◆ Consigne A
Dans le billet sur Chavez et l'ALBA, relevez tous les pays avec lesquels Hugo Chavez a créé l'ALBA.
◆ Consigne B
Reprenez le billet sur Chavez et l'ALBA à la suite de sa dernière phrase et poursuivez-le.

◆ Texte fourni
****************************************

Corine, Olivier, Viviane, Thalia, Noé et Malika
coopérants au Nicaragua avec E-Changer

16 avril 2013

(C) Chavez, l'ALBA, Maduro et le Club

Cela n'a pas fait la Une des journaux. Sûr qu'avec les attentats de Boston, la publication du programme 2013 du Paléo et la crise qui n'en finit pas de secouer l'Europe, la succession de Hugo Chavez par son dauphin désigné à la tête du Vénézuela est passée inaperçue.
Et pourtant, ici au Nicaragua, on l'attendait ce résultat des élections du 14 avril! Pourquoi? Et bien parce que si Ortega et Chavez étaient copains et malgré ce qu'on peut en dire, l'action sociale nicaraguayenne dépend bien plus de l'ALBA que du FMI. Ça vous semble du chinois? Non, c'est du bolivarien...
Je reprends: Hugo Chavez, président charismatique, et accessoirement franchement gauchisant, du Vénézuela est mort il y a quelques semaines. Chavez, c'était un leader qui ne s'en laissait pas compter, qui a convaincu des millions de vénézueliens qu'il était possible de s'en sortir sans s'aplatir devant les multi-nationales et les pays riches et qui a créé l'ALBA - l'Aliance Bolivarienne pour les Amériques - avec le Nicaragua (bien sûr, sinon on vous n'en parlerait pas...), Cuba, l'Equateur, la Bolivie et, dans une moindre mesure, le Brésil. Et késako? Eh bien, pour faire court, c'est un marché parallèle... aux grands marchés dirigés par les USA et l'Europe. Et ça va bien au-delà des échanges sur le pétrole (hé oui, y'en a au Vénézuela), ça concerne de nombreuses matières premières, services et autres associations qui concernent les pays membres, plantant, il faut le dire, un clou dans le pied des marchés internationaux, et évitant à ces membres de s'embourber plus encore dans sa dette au Fond Monétaire International (FMI).
Seulement voilà, Chavez est mort. Et Chavez tenait de main de maître les ficelles de l'ALBA.

****************************************

◆ Bloc de données
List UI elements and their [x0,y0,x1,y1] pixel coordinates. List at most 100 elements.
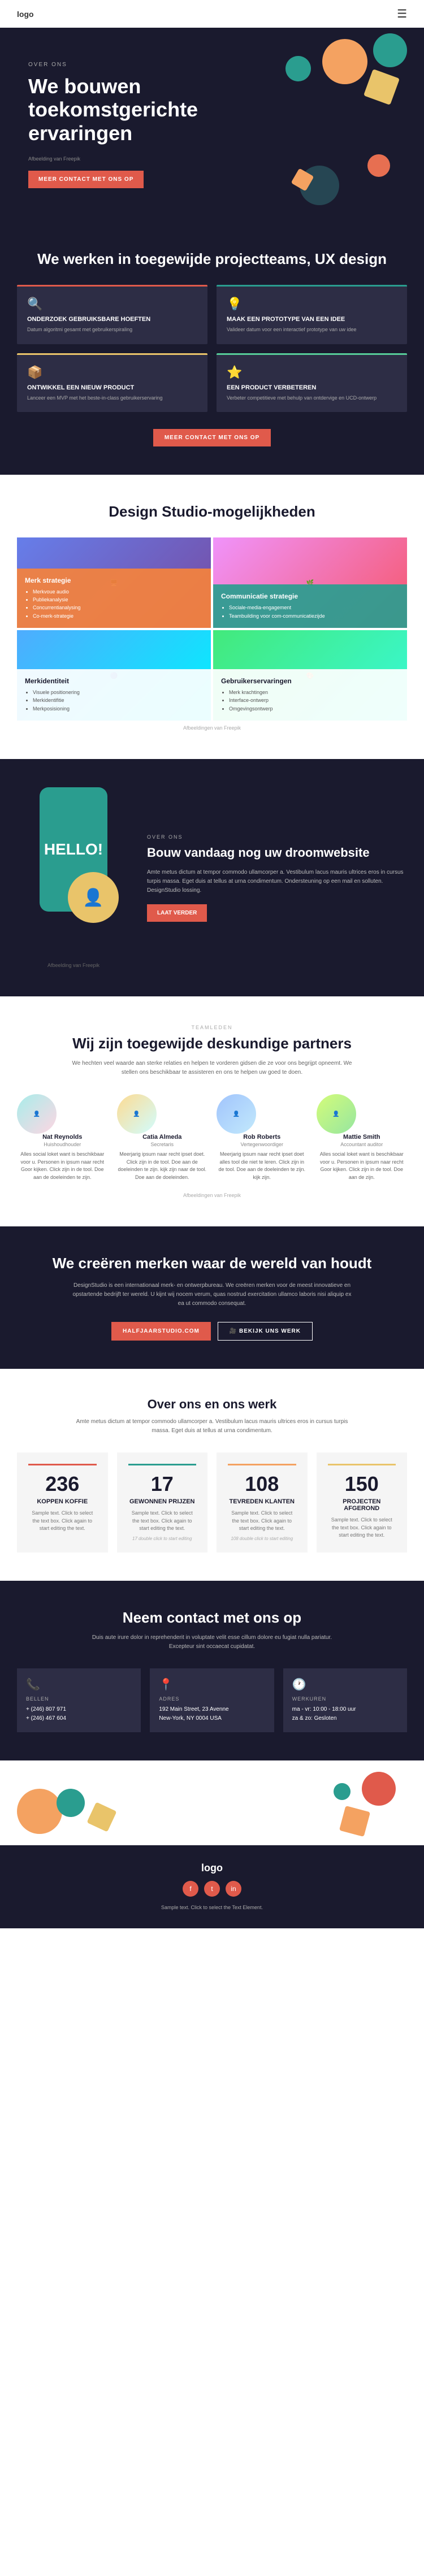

****************************************

◆ Réponse A
Nicaragua, Cuba, Équateur, Bolivie, Brésil

◆ Réponse B
Alors lorsque Nicolas Maduro, successeur désigné par Chavez lui-même avant sa mort, a été élu dimanche dernier, un soulagement non négligeable s'est fait sentir ici.
Seulement voilà...
 
Dix jours avant le scrutin, Lydia Palacios Chiong, coordinatrice exécutive de l'Asociación Infantil Tuktan Sirpi, le Club quoi, me faisait part dans une interview informelle de son inquiétude:
 
Moi : C'est quoi l'ALBA?
Lydia: C'est une somme d'échanges commerciaux entre pays membres. Un marché.
 
Moi: Et en quoi c'est si important pour le Nicaragua?
Lydia: Etre membre de l'ALBA a changé beaucoup de choses pour les paysans nicaraguayens, au niveau des impôts nationaux d'abord, et aussi dans les choix d'une agriculture moins transgénique. De plus, pour eux, c'est l'opportunité d'écouler leurs produits sans la concurrence des grands marchés et des spéculations sur les prix. Pour résumer, c'est la possibilité de produire "propre" et de vraiment participer au développement des gens d'ici. Ici, à Jinotega on sait par exemple qu'une grande partie du financement du projet "Calles y casas para el Pueblo" (Des rues et des maison pour le peuple) vient de l'ALBA. Jusqu'en 2007, Jinotega était très isolée. Aujourd'hui, avec la nouvelle route, nous ne sommes plus qu'à 3 heures de Managua; pour le commerce - Jinotega est un département agricole - c'est très important.
 
Moi: Entre Hugo Chavez et Daniel Ortega, ça se passait comment?
Lydia: Chaves n'a jamais caché son admiration pour le sandinisme et les révolutionnaires de 1979. Cela l'a motivé dans son engagement. De plus, et contrairement à ce qu'on croit (et moi la première pendant longtemps), Chavez avait une admiration particulière pour Daniel Ortega. Il l'a réaffirmé lors de l'une de ses visites sur la Plaza de la Revolución à Managua: alors qu'il était lui.même en prison, l'image d'Ortega était sans cesse présente.
 
Moi: Comment perçois-tu la mort de Chavez pour le Nicaragua?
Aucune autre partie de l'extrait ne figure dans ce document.